Records contained in a dataset

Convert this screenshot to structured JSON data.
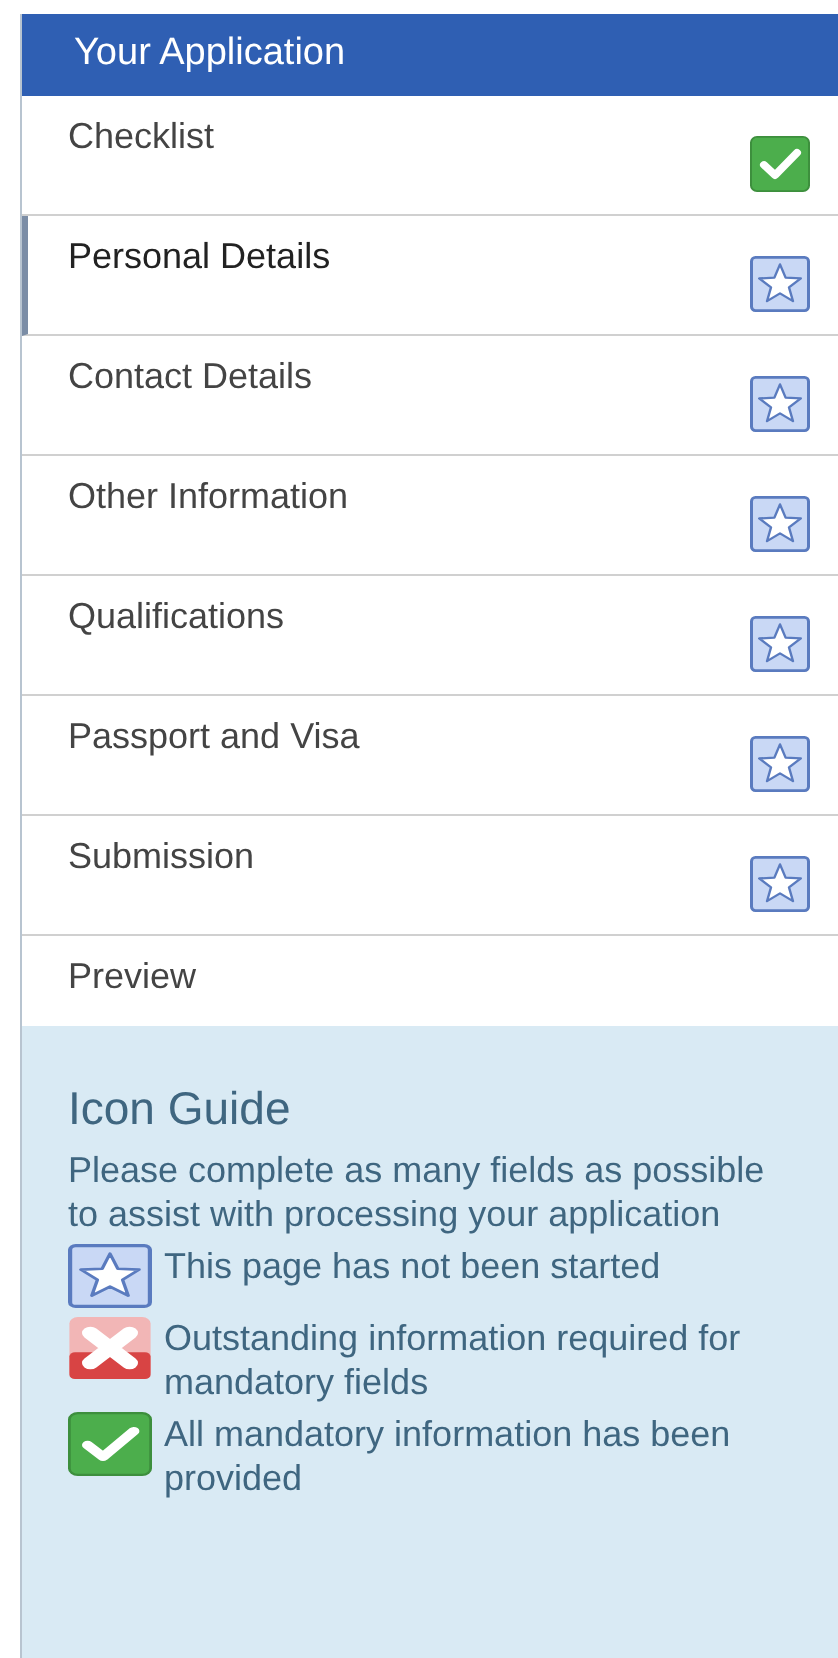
{
  "panel": {
    "title": "Your Application"
  },
  "items": [
    {
      "label": "Checklist",
      "kind": "complete",
      "selected": false
    },
    {
      "label": "Personal Details",
      "kind": "pending",
      "selected": true
    },
    {
      "label": "Contact Details",
      "kind": "pending",
      "selected": false
    },
    {
      "label": "Other Information",
      "kind": "pending",
      "selected": false
    },
    {
      "label": "Qualifications",
      "kind": "pending",
      "selected": false
    },
    {
      "label": "Passport and Visa",
      "kind": "pending",
      "selected": false
    },
    {
      "label": "Submission",
      "kind": "pending",
      "selected": false
    },
    {
      "label": "Preview",
      "kind": "plain",
      "selected": false
    }
  ],
  "icon_guide": {
    "title": "Icon Guide",
    "intro": "Please complete as many fields as possible to assist with processing your application",
    "legend": [
      {
        "kind": "pending",
        "text": "This page has not been started"
      },
      {
        "kind": "outstanding",
        "text": "Outstanding information required for mandatory fields"
      },
      {
        "kind": "complete",
        "text": "All mandatory information has been provided"
      }
    ]
  }
}
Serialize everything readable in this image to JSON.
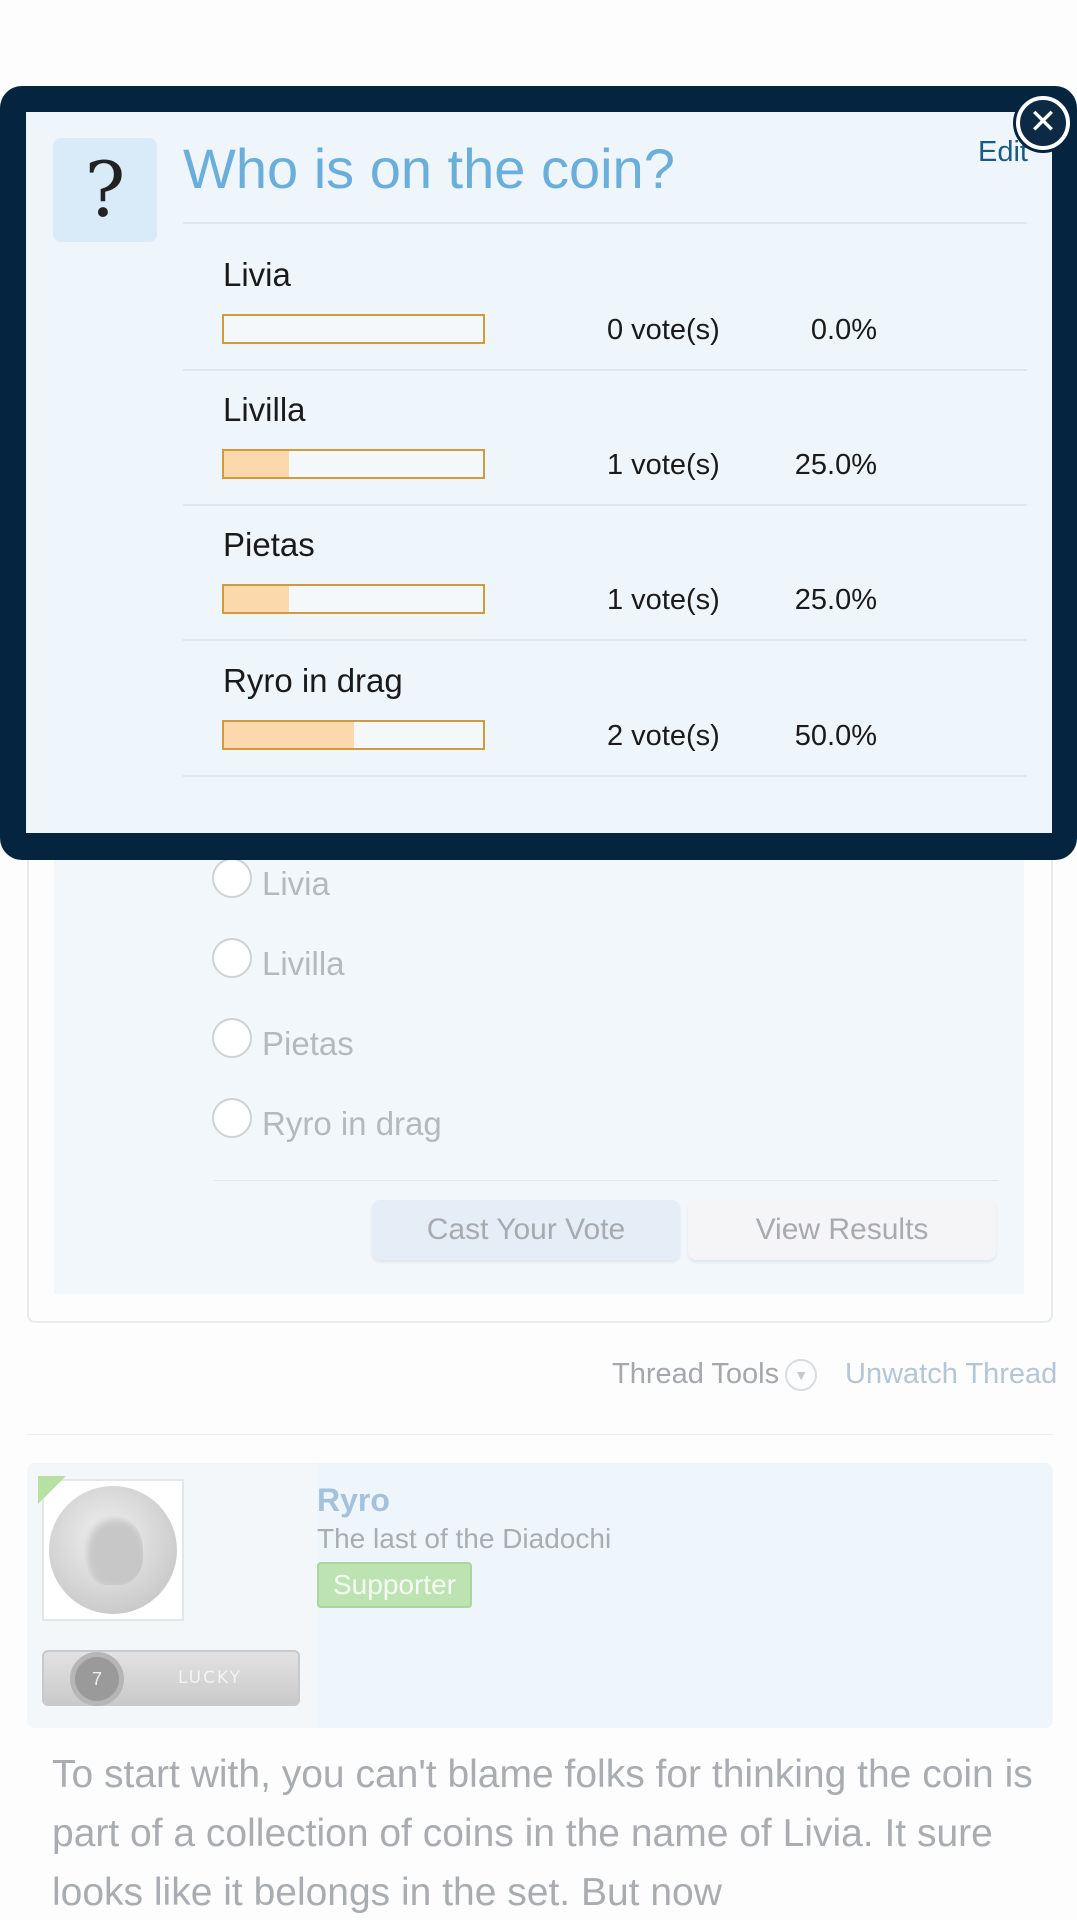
{
  "poll": {
    "question": "Who is on the coin?",
    "question_icon": "?",
    "edit_label": "Edit",
    "close_icon": "close-icon",
    "results": [
      {
        "label": "Livia",
        "votes_text": "0 vote(s)",
        "percent_text": "0.0%",
        "percent": 0
      },
      {
        "label": "Livilla",
        "votes_text": "1 vote(s)",
        "percent_text": "25.0%",
        "percent": 25
      },
      {
        "label": "Pietas",
        "votes_text": "1 vote(s)",
        "percent_text": "25.0%",
        "percent": 25
      },
      {
        "label": "Ryro in drag",
        "votes_text": "2 vote(s)",
        "percent_text": "50.0%",
        "percent": 50
      }
    ],
    "options": [
      "Livia",
      "Livilla",
      "Pietas",
      "Ryro in drag"
    ],
    "cast_vote_label": "Cast Your Vote",
    "view_results_label": "View Results"
  },
  "thread": {
    "tools_label": "Thread Tools",
    "unwatch_label": "Unwatch Thread"
  },
  "post": {
    "username": "Ryro",
    "user_title": "The last of the Diadochi",
    "badge": "Supporter",
    "rank_number": "7",
    "rank_label": "LUCKY",
    "body": "To start with, you can't blame folks for thinking the coin is part of a collection of coins in the name of Livia. It sure looks like it belongs in the set. But now"
  },
  "colors": {
    "modal_frame": "#04243f",
    "question_title": "#6aaedc",
    "bar_fill": "#fcd8ad",
    "bar_border": "#d19a3c"
  }
}
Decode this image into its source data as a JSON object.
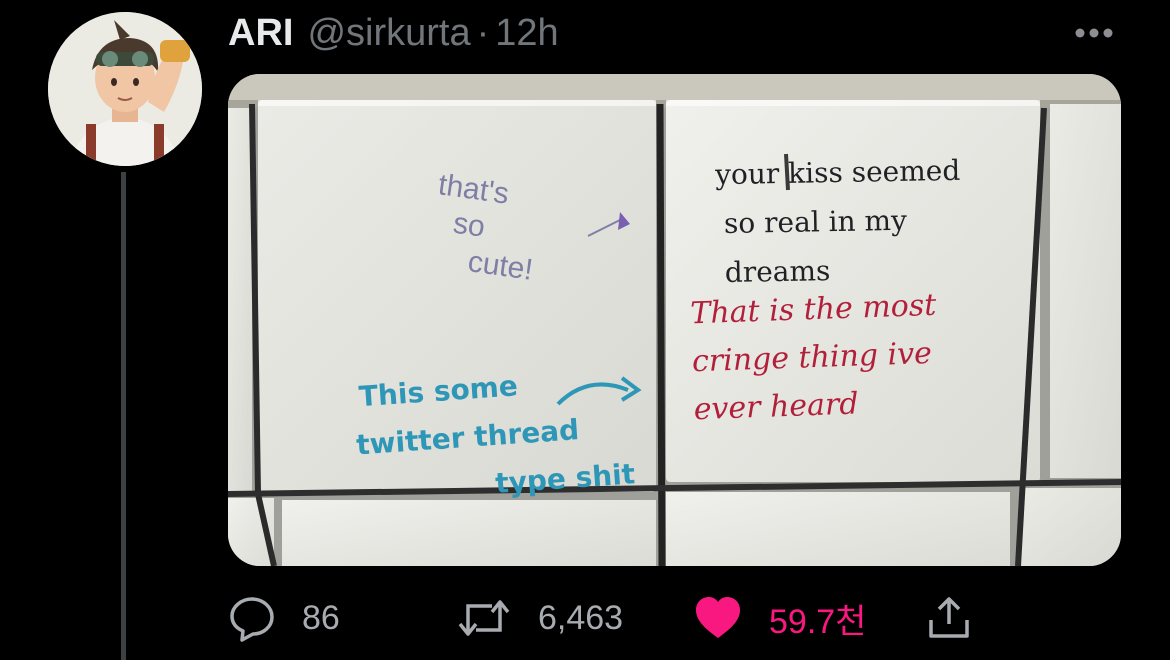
{
  "tweet": {
    "author_name": "ARI",
    "author_handle": "@sirkurta",
    "separator": "·",
    "time": "12h",
    "more_icon": "more-horizontal-icon"
  },
  "media": {
    "tile_notes": {
      "purple": "that's\nso\ncute!",
      "black": "your kiss seemed\nso real in my\ndreams",
      "red": "That is the most\ncringe thing ive\never heard",
      "blue": "This some\ntwitter thread\ntype shit"
    }
  },
  "actions": {
    "reply": {
      "icon": "reply-bubble-icon",
      "count": "86"
    },
    "retweet": {
      "icon": "retweet-icon",
      "count": "6,463"
    },
    "like": {
      "icon": "heart-filled-icon",
      "count": "59.7천",
      "color": "#f91880"
    },
    "share": {
      "icon": "share-icon"
    }
  },
  "colors": {
    "background": "#000000",
    "muted": "#71767b",
    "like_pink": "#f91880"
  }
}
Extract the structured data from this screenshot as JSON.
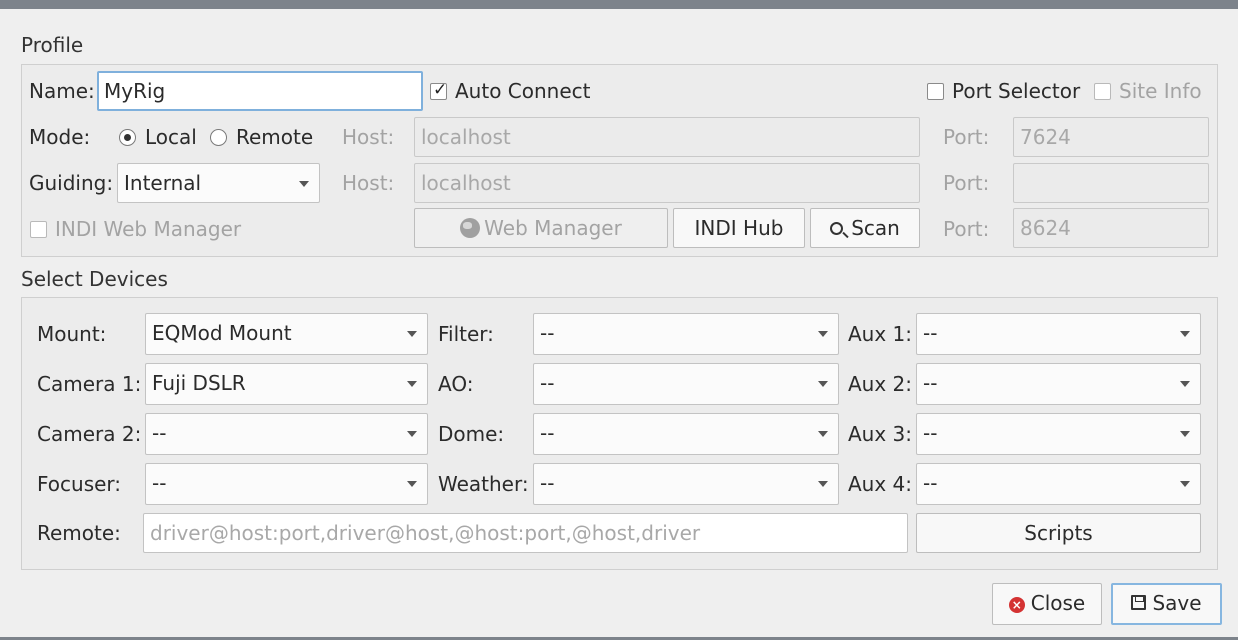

_WHAT YOU SHOULD DO_. Search the records above for "with". Copy each line where it is found.

_SOLUTION_.
    "intro": "Please complete as many fields as possible to assist with processing your application",
    "body": "To start with, you can't blame folks for thinking the coin is part of a collection of coins in the name of Livia. It sure looks like it belongs in the set. But now"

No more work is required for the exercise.